[Extracted records]
# # # # #

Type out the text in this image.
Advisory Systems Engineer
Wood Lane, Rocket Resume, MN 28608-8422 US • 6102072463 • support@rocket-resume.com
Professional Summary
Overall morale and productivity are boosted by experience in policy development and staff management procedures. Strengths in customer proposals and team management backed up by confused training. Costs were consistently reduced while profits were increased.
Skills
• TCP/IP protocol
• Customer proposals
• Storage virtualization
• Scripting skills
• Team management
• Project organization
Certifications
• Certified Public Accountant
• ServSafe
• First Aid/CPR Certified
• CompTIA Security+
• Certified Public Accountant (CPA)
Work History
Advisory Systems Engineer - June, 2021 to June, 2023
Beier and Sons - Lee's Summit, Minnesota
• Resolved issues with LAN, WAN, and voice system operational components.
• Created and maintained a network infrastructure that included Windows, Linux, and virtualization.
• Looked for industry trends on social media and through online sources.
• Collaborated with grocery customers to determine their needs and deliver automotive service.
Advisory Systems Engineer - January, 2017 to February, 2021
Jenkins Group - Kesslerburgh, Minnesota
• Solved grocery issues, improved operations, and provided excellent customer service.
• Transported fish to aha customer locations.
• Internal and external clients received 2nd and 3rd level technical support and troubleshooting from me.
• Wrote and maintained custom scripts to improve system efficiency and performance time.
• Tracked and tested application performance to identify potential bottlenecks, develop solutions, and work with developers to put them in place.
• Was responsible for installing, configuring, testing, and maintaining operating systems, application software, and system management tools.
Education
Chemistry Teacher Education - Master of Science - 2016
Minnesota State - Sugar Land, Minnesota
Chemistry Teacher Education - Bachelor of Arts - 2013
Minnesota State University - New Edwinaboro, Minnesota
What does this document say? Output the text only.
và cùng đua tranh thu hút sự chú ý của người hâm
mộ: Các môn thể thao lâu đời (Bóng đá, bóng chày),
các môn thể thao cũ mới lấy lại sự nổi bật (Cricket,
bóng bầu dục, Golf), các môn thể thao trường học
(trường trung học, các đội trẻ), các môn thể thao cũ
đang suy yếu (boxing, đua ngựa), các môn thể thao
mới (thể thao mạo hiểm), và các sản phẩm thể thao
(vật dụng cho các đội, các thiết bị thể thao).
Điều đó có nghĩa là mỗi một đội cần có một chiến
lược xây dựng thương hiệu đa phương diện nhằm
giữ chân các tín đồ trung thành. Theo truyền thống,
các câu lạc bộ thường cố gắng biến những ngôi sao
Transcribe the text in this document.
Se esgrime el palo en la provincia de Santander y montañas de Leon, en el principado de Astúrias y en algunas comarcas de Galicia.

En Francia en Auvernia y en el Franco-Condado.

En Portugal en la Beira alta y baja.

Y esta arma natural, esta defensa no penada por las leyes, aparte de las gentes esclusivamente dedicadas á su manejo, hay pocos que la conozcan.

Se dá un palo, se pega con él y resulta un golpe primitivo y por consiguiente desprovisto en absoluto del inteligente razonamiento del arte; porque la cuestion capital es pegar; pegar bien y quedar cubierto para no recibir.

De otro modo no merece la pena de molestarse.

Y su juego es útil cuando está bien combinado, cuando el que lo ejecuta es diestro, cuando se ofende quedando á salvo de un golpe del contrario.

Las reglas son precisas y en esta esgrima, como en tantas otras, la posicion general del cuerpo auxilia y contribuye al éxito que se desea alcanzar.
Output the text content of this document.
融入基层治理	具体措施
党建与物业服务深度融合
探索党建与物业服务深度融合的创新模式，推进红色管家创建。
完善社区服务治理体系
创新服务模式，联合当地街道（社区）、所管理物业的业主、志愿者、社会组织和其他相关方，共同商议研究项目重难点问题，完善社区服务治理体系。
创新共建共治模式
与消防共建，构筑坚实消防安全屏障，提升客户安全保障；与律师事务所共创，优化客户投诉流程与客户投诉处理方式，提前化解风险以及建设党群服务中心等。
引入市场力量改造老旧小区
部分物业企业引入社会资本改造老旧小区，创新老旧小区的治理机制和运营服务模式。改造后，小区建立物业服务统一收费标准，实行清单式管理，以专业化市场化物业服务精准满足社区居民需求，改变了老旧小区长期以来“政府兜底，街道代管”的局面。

# # # # #

Copy out the full set of records precisely, leaving nothing out.

◆ REPLY TO THE EXERCISE ◆
Type out the text in this image.
Advisory Systems Engineer
Wood Lane, Rocket Resume, MN 28608-8422 US • 6102072463 • support@rocket-resume.com
Professional Summary
Overall morale and productivity are boosted by experience in policy development and staff management procedures. Strengths in customer proposals and team management backed up by confused training. Costs were consistently reduced while profits were increased.
Skills
• TCP/IP protocol
• Customer proposals
• Storage virtualization
• Scripting skills
• Team management
• Project organization
Certifications
• Certified Public Accountant
• ServSafe
• First Aid/CPR Certified
• CompTIA Security+
• Certified Public Accountant (CPA)
Work History
Advisory Systems Engineer - June, 2021 to June, 2023
Beier and Sons - Lee's Summit, Minnesota
• Resolved issues with LAN, WAN, and voice system operational components.
• Created and maintained a network infrastructure that included Windows, Linux, and virtualization.
• Looked for industry trends on social media and through online sources.
• Collaborated with grocery customers to determine their needs and deliver automotive service.
Advisory Systems Engineer - January, 2017 to February, 2021
Jenkins Group - Kesslerburgh, Minnesota
• Solved grocery issues, improved operations, and provided excellent customer service.
• Transported fish to aha customer locations.
• Internal and external clients received 2nd and 3rd level technical support and troubleshooting from me.
• Wrote and maintained custom scripts to improve system efficiency and performance time.
• Tracked and tested application performance to identify potential bottlenecks, develop solutions, and work with developers to put them in place.
• Was responsible for installing, configuring, testing, and maintaining operating systems, application software, and system management tools.
Education
Chemistry Teacher Education - Master of Science - 2016
Minnesota State - Sugar Land, Minnesota
Chemistry Teacher Education - Bachelor of Arts - 2013
Minnesota State University - New Edwinaboro, Minnesota
What does this document say? Output the text only.
và cùng đua tranh thu hút sự chú ý của người hâm
mộ: Các môn thể thao lâu đời (Bóng đá, bóng chày),
các môn thể thao cũ mới lấy lại sự nổi bật (Cricket,
bóng bầu dục, Golf), các môn thể thao trường học
(trường trung học, các đội trẻ), các môn thể thao cũ
đang suy yếu (boxing, đua ngựa), các môn thể thao
mới (thể thao mạo hiểm), và các sản phẩm thể thao
(vật dụng cho các đội, các thiết bị thể thao).
Điều đó có nghĩa là mỗi một đội cần có một chiến
lược xây dựng thương hiệu đa phương diện nhằm
giữ chân các tín đồ trung thành. Theo truyền thống,
các câu lạc bộ thường cố gắng biến những ngôi sao
Transcribe the text in this document.
Se esgrime el palo en la provincia de Santander y montañas de Leon, en el principado de Astúrias y en algunas comarcas de Galicia.

En Francia en Auvernia y en el Franco-Condado.

En Portugal en la Beira alta y baja.

Y esta arma natural, esta defensa no penada por las leyes, aparte de las gentes esclusivamente dedicadas á su manejo, hay pocos que la conozcan.

Se dá un palo, se pega con él y resulta un golpe primitivo y por consiguiente desprovisto en absoluto del inteligente razonamiento del arte; porque la cuestion capital es pegar; pegar bien y quedar cubierto para no recibir.

De otro modo no merece la pena de molestarse.

Y su juego es útil cuando está bien combinado, cuando el que lo ejecuta es diestro, cuando se ofende quedando á salvo de un golpe del contrario.

Las reglas son precisas y en esta esgrima, como en tantas otras, la posicion general del cuerpo auxilia y contribuye al éxito que se desea alcanzar.
Output the text content of this document.
融入基层治理	具体措施
党建与物业服务深度融合
探索党建与物业服务深度融合的创新模式，推进红色管家创建。
完善社区服务治理体系
创新服务模式，联合当地街道（社区）、所管理物业的业主、志愿者、社会组织和其他相关方，共同商议研究项目重难点问题，完善社区服务治理体系。
创新共建共治模式
与消防共建，构筑坚实消防安全屏障，提升客户安全保障；与律师事务所共创，优化客户投诉流程与客户投诉处理方式，提前化解风险以及建设党群服务中心等。
引入市场力量改造老旧小区
部分物业企业引入社会资本改造老旧小区，创新老旧小区的治理机制和运营服务模式。改造后，小区建立物业服务统一收费标准，实行清单式管理，以专业化市场化物业服务精准满足社区居民需求，改变了老旧小区长期以来“政府兜底，街道代管”的局面。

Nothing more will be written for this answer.